Data supplied >>
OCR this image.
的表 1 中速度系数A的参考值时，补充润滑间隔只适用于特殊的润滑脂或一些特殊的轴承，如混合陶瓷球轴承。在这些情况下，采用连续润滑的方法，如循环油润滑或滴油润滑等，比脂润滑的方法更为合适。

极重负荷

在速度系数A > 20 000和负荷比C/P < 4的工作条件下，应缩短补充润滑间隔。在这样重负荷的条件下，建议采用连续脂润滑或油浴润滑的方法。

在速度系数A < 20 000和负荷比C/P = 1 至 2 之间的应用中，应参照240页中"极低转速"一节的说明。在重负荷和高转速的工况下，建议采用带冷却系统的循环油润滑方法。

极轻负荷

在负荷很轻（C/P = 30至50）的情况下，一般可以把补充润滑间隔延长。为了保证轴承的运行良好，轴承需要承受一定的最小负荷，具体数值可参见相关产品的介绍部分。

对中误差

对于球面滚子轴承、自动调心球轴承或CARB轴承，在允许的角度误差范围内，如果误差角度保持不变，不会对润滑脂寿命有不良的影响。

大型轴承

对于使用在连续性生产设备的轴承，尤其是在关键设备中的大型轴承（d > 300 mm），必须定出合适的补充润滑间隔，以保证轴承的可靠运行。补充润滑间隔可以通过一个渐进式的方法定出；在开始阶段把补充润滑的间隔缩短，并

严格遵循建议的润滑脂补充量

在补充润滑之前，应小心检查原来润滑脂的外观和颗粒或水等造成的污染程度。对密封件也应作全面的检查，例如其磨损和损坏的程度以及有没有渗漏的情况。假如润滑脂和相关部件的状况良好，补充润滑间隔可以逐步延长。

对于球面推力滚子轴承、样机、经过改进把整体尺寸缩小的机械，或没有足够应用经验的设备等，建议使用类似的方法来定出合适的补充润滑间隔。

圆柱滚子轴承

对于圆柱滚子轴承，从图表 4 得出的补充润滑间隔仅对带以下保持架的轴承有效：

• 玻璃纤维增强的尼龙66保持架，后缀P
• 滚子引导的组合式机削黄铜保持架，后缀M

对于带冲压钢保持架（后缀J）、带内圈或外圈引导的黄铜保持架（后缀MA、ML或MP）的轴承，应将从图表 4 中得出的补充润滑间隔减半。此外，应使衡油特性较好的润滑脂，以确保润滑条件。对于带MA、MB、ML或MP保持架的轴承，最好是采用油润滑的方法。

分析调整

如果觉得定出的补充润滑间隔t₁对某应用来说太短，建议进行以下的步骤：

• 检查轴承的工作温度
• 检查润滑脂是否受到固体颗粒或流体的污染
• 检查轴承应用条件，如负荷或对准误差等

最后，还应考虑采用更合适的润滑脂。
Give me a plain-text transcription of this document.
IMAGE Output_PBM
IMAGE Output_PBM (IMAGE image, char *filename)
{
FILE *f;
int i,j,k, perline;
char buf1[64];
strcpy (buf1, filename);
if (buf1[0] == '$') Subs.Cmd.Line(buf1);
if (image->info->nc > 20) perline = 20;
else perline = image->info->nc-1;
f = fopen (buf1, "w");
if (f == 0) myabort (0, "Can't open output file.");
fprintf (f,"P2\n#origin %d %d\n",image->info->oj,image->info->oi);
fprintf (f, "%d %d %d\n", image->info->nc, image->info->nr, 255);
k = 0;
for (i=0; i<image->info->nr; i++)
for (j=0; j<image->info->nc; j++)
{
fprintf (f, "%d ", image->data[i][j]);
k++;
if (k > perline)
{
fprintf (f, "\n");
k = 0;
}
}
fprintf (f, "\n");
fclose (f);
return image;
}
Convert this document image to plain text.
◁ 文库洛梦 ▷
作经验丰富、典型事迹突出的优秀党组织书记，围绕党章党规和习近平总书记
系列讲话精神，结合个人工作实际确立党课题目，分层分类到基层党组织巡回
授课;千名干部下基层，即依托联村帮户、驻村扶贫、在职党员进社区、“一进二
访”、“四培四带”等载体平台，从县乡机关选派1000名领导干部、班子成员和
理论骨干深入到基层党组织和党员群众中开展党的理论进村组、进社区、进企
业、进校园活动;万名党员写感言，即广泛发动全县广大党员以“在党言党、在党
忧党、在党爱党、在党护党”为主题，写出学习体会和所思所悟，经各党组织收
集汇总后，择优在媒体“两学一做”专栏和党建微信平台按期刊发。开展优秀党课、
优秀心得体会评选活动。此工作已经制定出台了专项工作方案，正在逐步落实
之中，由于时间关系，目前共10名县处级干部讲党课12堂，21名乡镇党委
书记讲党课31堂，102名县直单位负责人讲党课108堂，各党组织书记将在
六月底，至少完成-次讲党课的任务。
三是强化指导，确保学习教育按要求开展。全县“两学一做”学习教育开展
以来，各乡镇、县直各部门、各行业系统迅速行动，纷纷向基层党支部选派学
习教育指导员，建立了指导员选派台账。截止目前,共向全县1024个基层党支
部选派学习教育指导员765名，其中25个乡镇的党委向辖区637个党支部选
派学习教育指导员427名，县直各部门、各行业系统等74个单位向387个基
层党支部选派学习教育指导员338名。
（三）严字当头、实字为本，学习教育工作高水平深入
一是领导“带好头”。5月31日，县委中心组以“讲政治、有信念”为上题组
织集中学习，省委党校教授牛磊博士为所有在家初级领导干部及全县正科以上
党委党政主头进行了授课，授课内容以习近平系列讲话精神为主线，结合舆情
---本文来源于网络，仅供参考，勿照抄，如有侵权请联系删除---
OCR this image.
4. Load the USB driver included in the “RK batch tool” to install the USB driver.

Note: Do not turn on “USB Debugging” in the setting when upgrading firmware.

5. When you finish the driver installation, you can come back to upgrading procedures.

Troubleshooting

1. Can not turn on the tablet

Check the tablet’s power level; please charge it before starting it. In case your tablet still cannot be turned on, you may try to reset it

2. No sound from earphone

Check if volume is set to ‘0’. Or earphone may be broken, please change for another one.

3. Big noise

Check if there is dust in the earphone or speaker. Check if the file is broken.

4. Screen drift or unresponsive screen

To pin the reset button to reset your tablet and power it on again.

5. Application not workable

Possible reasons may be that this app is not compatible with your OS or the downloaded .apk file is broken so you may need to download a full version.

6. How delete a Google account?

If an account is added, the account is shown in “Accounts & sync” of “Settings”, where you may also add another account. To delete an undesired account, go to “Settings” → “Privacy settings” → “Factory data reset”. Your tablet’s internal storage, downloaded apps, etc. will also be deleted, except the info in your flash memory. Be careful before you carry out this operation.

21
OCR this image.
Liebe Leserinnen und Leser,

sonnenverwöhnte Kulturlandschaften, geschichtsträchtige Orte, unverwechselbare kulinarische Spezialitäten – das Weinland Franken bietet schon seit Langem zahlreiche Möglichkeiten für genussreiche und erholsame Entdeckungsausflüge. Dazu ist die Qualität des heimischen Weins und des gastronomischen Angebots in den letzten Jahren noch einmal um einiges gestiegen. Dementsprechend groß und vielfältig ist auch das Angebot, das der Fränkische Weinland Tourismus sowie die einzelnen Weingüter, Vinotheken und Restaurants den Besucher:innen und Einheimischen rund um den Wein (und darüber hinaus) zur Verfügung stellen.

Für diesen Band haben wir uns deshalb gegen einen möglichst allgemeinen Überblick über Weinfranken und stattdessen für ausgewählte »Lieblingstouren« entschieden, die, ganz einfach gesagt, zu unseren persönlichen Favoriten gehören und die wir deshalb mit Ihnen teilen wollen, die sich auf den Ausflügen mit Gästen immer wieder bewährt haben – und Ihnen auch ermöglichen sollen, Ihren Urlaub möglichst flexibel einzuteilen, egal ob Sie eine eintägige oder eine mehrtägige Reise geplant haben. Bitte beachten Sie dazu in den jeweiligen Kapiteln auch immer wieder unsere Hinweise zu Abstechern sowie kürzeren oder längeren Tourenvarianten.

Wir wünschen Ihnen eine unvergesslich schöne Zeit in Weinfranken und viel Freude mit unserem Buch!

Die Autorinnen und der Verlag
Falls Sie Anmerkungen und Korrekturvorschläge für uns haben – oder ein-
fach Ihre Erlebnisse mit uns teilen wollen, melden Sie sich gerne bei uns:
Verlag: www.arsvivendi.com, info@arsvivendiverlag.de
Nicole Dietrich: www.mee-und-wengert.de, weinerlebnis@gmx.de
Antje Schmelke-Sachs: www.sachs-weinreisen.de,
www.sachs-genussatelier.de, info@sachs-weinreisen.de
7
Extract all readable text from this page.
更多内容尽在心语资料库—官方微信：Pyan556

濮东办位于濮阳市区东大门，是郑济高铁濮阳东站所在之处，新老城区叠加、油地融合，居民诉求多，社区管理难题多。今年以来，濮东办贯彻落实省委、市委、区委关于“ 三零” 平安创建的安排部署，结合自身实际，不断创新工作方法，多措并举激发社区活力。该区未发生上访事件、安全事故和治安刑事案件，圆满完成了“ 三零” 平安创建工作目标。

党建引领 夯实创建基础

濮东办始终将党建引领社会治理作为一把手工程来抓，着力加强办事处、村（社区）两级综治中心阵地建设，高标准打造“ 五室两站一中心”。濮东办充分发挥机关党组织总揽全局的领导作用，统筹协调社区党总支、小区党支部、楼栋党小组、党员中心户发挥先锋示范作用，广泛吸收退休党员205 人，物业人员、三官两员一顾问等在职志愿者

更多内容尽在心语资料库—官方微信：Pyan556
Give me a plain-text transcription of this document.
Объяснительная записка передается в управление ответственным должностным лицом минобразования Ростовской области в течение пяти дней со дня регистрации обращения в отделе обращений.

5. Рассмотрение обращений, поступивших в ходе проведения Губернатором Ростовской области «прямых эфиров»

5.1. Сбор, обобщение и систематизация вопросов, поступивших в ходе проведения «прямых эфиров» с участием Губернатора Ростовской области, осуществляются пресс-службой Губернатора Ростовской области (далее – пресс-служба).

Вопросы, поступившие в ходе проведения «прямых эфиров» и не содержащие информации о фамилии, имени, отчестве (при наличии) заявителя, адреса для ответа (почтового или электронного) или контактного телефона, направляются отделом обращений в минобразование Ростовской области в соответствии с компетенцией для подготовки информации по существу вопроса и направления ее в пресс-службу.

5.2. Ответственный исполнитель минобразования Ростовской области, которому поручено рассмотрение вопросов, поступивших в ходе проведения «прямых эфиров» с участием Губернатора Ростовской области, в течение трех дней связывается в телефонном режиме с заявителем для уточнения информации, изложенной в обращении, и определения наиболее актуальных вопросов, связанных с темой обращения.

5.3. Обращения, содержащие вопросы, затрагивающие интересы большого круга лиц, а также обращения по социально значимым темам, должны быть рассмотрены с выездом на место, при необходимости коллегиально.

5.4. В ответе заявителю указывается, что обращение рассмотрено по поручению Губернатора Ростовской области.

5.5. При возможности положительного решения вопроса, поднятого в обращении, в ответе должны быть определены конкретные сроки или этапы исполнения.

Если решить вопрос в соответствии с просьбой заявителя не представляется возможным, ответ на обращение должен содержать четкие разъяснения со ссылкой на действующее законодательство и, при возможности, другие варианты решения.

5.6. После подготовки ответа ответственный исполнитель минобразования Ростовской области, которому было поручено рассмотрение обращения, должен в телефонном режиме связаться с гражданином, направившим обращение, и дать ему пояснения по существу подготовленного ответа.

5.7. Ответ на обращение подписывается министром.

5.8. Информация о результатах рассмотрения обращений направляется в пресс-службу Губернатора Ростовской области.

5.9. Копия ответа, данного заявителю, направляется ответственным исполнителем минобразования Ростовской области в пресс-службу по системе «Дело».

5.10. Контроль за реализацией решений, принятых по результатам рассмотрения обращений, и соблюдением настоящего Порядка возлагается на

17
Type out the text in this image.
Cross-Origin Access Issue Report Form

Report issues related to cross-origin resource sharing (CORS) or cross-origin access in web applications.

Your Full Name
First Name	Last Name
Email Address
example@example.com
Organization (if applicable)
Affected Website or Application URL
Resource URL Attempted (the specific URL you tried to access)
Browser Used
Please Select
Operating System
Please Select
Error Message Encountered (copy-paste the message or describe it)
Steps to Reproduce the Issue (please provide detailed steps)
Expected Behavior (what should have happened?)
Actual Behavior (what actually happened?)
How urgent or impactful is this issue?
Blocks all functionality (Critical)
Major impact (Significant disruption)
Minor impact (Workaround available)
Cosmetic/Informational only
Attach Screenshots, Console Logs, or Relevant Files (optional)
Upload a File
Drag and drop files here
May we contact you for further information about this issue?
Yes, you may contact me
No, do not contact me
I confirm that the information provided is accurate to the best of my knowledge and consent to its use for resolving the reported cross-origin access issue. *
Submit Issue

The exercise >> How many lines of these entries contain "службу"? Answer with the number and nothing else.

Exercise response >> 3